## WRITTEN TASK
Copy out each line of the material below with no changes.

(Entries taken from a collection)
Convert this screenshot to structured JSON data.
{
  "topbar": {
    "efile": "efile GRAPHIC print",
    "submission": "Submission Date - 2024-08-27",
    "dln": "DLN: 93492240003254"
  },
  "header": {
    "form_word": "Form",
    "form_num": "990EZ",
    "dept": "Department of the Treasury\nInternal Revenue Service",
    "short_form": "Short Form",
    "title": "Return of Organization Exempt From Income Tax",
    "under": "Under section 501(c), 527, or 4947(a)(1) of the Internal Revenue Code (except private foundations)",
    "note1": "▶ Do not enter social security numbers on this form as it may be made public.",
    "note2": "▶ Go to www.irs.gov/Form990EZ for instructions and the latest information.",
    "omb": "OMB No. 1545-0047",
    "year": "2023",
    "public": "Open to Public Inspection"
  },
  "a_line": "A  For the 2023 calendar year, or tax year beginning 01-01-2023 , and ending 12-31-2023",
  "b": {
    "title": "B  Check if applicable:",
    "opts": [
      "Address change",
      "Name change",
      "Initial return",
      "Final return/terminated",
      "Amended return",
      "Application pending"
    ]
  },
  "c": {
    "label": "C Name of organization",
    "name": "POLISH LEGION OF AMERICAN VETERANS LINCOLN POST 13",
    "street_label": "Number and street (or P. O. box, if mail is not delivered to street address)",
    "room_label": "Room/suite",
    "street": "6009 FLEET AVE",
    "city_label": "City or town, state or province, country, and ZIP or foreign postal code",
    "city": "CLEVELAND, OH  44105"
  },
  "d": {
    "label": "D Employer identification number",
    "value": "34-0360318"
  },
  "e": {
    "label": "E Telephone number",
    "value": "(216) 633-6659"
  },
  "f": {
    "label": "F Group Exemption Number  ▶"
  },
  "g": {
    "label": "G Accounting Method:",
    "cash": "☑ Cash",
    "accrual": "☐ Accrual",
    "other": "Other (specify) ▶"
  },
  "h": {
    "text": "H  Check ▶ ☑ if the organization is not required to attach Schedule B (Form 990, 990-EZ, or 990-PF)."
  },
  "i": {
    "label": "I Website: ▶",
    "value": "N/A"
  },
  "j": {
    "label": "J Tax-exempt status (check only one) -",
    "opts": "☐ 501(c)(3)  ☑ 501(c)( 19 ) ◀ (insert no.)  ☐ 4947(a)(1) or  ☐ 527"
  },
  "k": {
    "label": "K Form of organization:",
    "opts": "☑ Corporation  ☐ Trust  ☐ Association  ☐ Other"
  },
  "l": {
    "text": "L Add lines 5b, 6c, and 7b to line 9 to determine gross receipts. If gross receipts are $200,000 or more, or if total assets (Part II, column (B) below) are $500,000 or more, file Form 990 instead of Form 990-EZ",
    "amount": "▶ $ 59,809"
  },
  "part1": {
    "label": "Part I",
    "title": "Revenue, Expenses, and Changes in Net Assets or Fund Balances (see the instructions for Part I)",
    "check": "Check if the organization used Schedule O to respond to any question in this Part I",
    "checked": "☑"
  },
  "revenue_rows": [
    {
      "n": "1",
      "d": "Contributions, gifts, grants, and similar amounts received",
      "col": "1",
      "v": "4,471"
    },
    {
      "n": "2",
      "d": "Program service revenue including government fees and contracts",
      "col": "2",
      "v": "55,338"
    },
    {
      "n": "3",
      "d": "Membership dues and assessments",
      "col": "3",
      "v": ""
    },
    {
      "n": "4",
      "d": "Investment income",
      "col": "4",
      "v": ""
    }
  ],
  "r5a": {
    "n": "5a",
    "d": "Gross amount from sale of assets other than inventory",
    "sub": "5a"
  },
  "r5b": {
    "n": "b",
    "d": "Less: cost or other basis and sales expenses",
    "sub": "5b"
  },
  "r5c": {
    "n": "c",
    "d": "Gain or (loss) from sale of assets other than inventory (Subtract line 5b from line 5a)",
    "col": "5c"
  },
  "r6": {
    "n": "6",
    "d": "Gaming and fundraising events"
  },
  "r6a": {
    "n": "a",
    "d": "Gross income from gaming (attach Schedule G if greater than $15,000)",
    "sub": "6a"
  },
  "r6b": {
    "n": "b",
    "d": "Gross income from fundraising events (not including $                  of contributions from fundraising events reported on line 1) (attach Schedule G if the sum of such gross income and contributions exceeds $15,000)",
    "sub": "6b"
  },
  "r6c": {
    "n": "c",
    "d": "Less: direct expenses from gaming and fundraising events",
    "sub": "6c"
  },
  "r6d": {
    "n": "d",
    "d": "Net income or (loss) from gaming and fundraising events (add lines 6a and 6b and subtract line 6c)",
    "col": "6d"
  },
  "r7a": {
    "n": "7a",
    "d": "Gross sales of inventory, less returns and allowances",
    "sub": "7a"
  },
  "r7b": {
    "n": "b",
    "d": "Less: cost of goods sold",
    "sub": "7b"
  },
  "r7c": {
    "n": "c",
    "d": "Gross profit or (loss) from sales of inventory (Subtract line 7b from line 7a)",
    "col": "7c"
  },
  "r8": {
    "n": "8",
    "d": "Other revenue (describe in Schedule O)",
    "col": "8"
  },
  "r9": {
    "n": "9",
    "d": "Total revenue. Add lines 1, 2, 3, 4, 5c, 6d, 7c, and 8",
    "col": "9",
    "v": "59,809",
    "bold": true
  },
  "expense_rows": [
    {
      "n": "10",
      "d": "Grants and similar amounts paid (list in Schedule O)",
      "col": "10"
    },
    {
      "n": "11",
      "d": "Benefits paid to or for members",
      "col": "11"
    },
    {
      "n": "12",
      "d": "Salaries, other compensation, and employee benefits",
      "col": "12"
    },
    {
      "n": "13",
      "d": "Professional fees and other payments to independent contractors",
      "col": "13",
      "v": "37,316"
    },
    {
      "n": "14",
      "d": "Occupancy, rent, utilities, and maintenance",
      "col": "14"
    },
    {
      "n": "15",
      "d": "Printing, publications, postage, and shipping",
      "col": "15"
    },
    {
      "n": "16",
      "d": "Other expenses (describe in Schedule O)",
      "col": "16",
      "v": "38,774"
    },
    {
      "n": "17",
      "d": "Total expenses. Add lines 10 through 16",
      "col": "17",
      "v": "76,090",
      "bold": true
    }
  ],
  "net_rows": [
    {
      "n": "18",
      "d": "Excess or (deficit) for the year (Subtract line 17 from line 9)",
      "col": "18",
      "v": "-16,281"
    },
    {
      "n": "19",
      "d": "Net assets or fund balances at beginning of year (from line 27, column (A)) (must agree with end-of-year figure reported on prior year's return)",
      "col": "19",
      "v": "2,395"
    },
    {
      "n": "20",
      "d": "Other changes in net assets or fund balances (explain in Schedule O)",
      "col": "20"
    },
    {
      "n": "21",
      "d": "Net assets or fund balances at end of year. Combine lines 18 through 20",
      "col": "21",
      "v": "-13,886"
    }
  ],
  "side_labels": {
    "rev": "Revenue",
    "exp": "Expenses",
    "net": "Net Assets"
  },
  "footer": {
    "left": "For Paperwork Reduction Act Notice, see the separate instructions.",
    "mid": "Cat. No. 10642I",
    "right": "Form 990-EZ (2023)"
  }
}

## WORKED SOLUTION
Convert this screenshot to structured JSON data.
{
  "topbar": {
    "efile": "efile GRAPHIC print",
    "submission": "Submission Date - 2024-08-27",
    "dln": "DLN: 93492240003254"
  },
  "header": {
    "form_word": "Form",
    "form_num": "990EZ",
    "dept": "Department of the Treasury\nInternal Revenue Service",
    "short_form": "Short Form",
    "title": "Return of Organization Exempt From Income Tax",
    "under": "Under section 501(c), 527, or 4947(a)(1) of the Internal Revenue Code (except private foundations)",
    "note1": "▶ Do not enter social security numbers on this form as it may be made public.",
    "note2": "▶ Go to www.irs.gov/Form990EZ for instructions and the latest information.",
    "omb": "OMB No. 1545-0047",
    "year": "2023",
    "public": "Open to Public Inspection"
  },
  "a_line": "A  For the 2023 calendar year, or tax year beginning 01-01-2023 , and ending 12-31-2023",
  "b": {
    "title": "B  Check if applicable:",
    "opts": [
      "Address change",
      "Name change",
      "Initial return",
      "Final return/terminated",
      "Amended return",
      "Application pending"
    ]
  },
  "c": {
    "label": "C Name of organization",
    "name": "POLISH LEGION OF AMERICAN VETERANS LINCOLN POST 13",
    "street_label": "Number and street (or P. O. box, if mail is not delivered to street address)",
    "room_label": "Room/suite",
    "street": "6009 FLEET AVE",
    "city_label": "City or town, state or province, country, and ZIP or foreign postal code",
    "city": "CLEVELAND, OH  44105"
  },
  "d": {
    "label": "D Employer identification number",
    "value": "34-0360318"
  },
  "e": {
    "label": "E Telephone number",
    "value": "(216) 633-6659"
  },
  "f": {
    "label": "F Group Exemption Number  ▶"
  },
  "g": {
    "label": "G Accounting Method:",
    "cash": "☑ Cash",
    "accrual": "☐ Accrual",
    "other": "Other (specify) ▶"
  },
  "h": {
    "text": "H  Check ▶ ☑ if the organization is not required to attach Schedule B (Form 990, 990-EZ, or 990-PF)."
  },
  "i": {
    "label": "I Website: ▶",
    "value": "N/A"
  },
  "j": {
    "label": "J Tax-exempt status (check only one) -",
    "opts": "☐ 501(c)(3)  ☑ 501(c)( 19 ) ◀ (insert no.)  ☐ 4947(a)(1) or  ☐ 527"
  },
  "k": {
    "label": "K Form of organization:",
    "opts": "☑ Corporation  ☐ Trust  ☐ Association  ☐ Other"
  },
  "l": {
    "text": "L Add lines 5b, 6c, and 7b to line 9 to determine gross receipts. If gross receipts are $200,000 or more, or if total assets (Part II, column (B) below) are $500,000 or more, file Form 990 instead of Form 990-EZ",
    "amount": "▶ $ 59,809"
  },
  "part1": {
    "label": "Part I",
    "title": "Revenue, Expenses, and Changes in Net Assets or Fund Balances (see the instructions for Part I)",
    "check": "Check if the organization used Schedule O to respond to any question in this Part I",
    "checked": "☑"
  },
  "revenue_rows": [
    {
      "n": "1",
      "d": "Contributions, gifts, grants, and similar amounts received",
      "col": "1",
      "v": "4,471"
    },
    {
      "n": "2",
      "d": "Program service revenue including government fees and contracts",
      "col": "2",
      "v": "55,338"
    },
    {
      "n": "3",
      "d": "Membership dues and assessments",
      "col": "3",
      "v": ""
    },
    {
      "n": "4",
      "d": "Investment income",
      "col": "4",
      "v": ""
    }
  ],
  "r5a": {
    "n": "5a",
    "d": "Gross amount from sale of assets other than inventory",
    "sub": "5a"
  },
  "r5b": {
    "n": "b",
    "d": "Less: cost or other basis and sales expenses",
    "sub": "5b"
  },
  "r5c": {
    "n": "c",
    "d": "Gain or (loss) from sale of assets other than inventory (Subtract line 5b from line 5a)",
    "col": "5c"
  },
  "r6": {
    "n": "6",
    "d": "Gaming and fundraising events"
  },
  "r6a": {
    "n": "a",
    "d": "Gross income from gaming (attach Schedule G if greater than $15,000)",
    "sub": "6a"
  },
  "r6b": {
    "n": "b",
    "d": "Gross income from fundraising events (not including $                  of contributions from fundraising events reported on line 1) (attach Schedule G if the sum of such gross income and contributions exceeds $15,000)",
    "sub": "6b"
  },
  "r6c": {
    "n": "c",
    "d": "Less: direct expenses from gaming and fundraising events",
    "sub": "6c"
  },
  "r6d": {
    "n": "d",
    "d": "Net income or (loss) from gaming and fundraising events (add lines 6a and 6b and subtract line 6c)",
    "col": "6d"
  },
  "r7a": {
    "n": "7a",
    "d": "Gross sales of inventory, less returns and allowances",
    "sub": "7a"
  },
  "r7b": {
    "n": "b",
    "d": "Less: cost of goods sold",
    "sub": "7b"
  },
  "r7c": {
    "n": "c",
    "d": "Gross profit or (loss) from sales of inventory (Subtract line 7b from line 7a)",
    "col": "7c"
  },
  "r8": {
    "n": "8",
    "d": "Other revenue (describe in Schedule O)",
    "col": "8"
  },
  "r9": {
    "n": "9",
    "d": "Total revenue. Add lines 1, 2, 3, 4, 5c, 6d, 7c, and 8",
    "col": "9",
    "v": "59,809",
    "bold": true
  },
  "expense_rows": [
    {
      "n": "10",
      "d": "Grants and similar amounts paid (list in Schedule O)",
      "col": "10"
    },
    {
      "n": "11",
      "d": "Benefits paid to or for members",
      "col": "11"
    },
    {
      "n": "12",
      "d": "Salaries, other compensation, and employee benefits",
      "col": "12"
    },
    {
      "n": "13",
      "d": "Professional fees and other payments to independent contractors",
      "col": "13",
      "v": "37,316"
    },
    {
      "n": "14",
      "d": "Occupancy, rent, utilities, and maintenance",
      "col": "14"
    },
    {
      "n": "15",
      "d": "Printing, publications, postage, and shipping",
      "col": "15"
    },
    {
      "n": "16",
      "d": "Other expenses (describe in Schedule O)",
      "col": "16",
      "v": "38,774"
    },
    {
      "n": "17",
      "d": "Total expenses. Add lines 10 through 16",
      "col": "17",
      "v": "76,090",
      "bold": true
    }
  ],
  "net_rows": [
    {
      "n": "18",
      "d": "Excess or (deficit) for the year (Subtract line 17 from line 9)",
      "col": "18",
      "v": "-16,281"
    },
    {
      "n": "19",
      "d": "Net assets or fund balances at beginning of year (from line 27, column (A)) (must agree with end-of-year figure reported on prior year's return)",
      "col": "19",
      "v": "2,395"
    },
    {
      "n": "20",
      "d": "Other changes in net assets or fund balances (explain in Schedule O)",
      "col": "20"
    },
    {
      "n": "21",
      "d": "Net assets or fund balances at end of year. Combine lines 18 through 20",
      "col": "21",
      "v": "-13,886"
    }
  ],
  "side_labels": {
    "rev": "Revenue",
    "exp": "Expenses",
    "net": "Net Assets"
  },
  "footer": {
    "left": "For Paperwork Reduction Act Notice, see the separate instructions.",
    "mid": "Cat. No. 10642I",
    "right": "Form 990-EZ (2023)"
  }
}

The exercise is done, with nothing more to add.